Your doctor chooses the monitor based on how often your symptoms occur. Daily episodes may only need a 24-hour Holter, while episodes happening every few months may require an implantable recorder.

Blood Tests to Identify Underlying Causes

A fast heart rate is sometimes a symptom of another medical condition rather than a primary heart problem. Blood tests help rule out or confirm these secondary causes. The most common tests check for:

  • Thyroid function: An overactive thyroid gland speeds up your metabolism and can push your resting heart rate above 100.
  • Anemia: When your blood carries less oxygen than normal, your heart compensates by beating faster.
  • Heart failure markers: Certain proteins in the blood rise when the heart is under strain.
  • Blood clot indicators: A pulmonary embolism (clot in the lungs) can cause sudden tachycardia, and specific blood markers help screen for this.

If blood work reveals one of these conditions, treating the underlying problem often resolves the tachycardia without any additional heart-specific treatment.

Stress Testing

When tachycardia seems to be triggered by physical activity, your doctor may order an exercise stress test. The most widely used version is the Bruce protocol, where you walk on a treadmill that gets faster and steeper every three minutes. The goal is to push your heart rate up gradually over 6 to 12 minutes while an ECG records your rhythm and your blood pressure is tracked continuously. A modified version with gentler starting stages exists for people who can’t exercise vigorously.

If you’re unable to walk on a treadmill at all, a pharmacologic stress test uses medication delivered through an IV to mimic the effect of exercise on your heart. In either version, the test helps doctors see whether abnormal rhythms emerge under stress and how your heart rate responds to increasing demand.

• Source data:
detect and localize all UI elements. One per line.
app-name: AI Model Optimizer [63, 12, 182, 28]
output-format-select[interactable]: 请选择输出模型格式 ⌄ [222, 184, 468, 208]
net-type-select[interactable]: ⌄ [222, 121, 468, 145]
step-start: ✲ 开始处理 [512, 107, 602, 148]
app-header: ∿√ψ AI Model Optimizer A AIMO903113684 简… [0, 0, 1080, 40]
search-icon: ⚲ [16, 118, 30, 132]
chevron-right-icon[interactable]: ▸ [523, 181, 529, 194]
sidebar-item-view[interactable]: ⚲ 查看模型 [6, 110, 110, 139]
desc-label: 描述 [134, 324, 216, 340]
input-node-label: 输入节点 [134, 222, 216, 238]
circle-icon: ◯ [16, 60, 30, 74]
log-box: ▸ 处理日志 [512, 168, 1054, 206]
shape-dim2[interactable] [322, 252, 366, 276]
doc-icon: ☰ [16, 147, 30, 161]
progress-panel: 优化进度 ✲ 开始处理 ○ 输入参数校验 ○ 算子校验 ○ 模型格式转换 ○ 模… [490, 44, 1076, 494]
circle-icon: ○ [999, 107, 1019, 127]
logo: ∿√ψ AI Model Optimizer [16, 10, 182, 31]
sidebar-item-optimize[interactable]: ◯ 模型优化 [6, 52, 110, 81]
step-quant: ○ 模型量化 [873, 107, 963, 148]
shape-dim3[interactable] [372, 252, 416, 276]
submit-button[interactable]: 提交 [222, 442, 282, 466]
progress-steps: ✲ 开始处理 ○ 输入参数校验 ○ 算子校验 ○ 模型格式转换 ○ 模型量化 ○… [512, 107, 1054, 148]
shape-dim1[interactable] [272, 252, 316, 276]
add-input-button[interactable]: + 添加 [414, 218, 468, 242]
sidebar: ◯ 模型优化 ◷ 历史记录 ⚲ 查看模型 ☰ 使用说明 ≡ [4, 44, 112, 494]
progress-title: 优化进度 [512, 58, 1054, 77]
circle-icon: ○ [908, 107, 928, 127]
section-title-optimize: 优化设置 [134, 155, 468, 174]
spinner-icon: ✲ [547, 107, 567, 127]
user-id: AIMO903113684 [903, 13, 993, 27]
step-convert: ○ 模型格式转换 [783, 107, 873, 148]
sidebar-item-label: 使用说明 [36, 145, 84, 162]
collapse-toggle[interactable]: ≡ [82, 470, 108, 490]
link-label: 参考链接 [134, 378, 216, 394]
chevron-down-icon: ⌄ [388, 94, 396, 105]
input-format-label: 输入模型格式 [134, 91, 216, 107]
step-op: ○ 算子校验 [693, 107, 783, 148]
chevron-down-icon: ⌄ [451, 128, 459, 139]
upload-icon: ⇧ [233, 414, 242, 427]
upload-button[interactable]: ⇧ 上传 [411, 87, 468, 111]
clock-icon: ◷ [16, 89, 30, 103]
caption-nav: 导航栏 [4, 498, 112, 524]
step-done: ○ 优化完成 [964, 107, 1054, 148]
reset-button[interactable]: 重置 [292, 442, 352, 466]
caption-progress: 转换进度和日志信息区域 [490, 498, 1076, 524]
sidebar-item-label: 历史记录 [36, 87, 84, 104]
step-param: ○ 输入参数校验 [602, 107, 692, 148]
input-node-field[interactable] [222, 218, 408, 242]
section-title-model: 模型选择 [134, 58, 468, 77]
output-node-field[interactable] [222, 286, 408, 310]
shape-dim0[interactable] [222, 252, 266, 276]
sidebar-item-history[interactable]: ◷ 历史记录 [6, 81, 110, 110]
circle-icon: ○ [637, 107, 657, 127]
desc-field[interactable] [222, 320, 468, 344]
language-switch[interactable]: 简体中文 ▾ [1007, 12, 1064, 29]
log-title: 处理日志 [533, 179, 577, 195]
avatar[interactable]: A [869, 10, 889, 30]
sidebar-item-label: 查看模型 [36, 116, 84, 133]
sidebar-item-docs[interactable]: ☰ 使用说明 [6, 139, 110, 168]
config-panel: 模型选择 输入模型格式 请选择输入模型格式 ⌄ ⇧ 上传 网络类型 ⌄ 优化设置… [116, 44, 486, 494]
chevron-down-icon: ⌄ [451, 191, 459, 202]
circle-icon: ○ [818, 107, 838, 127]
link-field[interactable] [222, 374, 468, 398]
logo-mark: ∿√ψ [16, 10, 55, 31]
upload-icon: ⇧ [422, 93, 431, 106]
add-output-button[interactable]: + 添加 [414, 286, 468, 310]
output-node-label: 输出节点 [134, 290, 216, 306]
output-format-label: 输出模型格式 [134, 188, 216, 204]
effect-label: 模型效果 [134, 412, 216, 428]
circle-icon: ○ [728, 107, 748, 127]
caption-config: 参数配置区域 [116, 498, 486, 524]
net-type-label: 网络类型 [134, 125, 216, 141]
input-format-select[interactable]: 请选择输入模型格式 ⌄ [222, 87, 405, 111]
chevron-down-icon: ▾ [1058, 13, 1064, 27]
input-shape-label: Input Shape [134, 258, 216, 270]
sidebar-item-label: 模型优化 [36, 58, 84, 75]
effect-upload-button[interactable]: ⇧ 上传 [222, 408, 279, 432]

• Exercise objective:
From the passage on tachycardia testing, pull out everything from "When tachycardia seems" down to "can’t exercise vigorously." and copy it word for word.

• Response area:
When tachycardia seems to be triggered by physical activity, your doctor may order an exercise stress test. The most widely used version is the Bruce protocol, where you walk on a treadmill that gets faster and steeper every three minutes. The goal is to push your heart rate up gradually over 6 to 12 minutes while an ECG records your rhythm and your blood pressure is tracked continuously. A modified version with gentler starting stages exists for people who can’t exercise vigorously.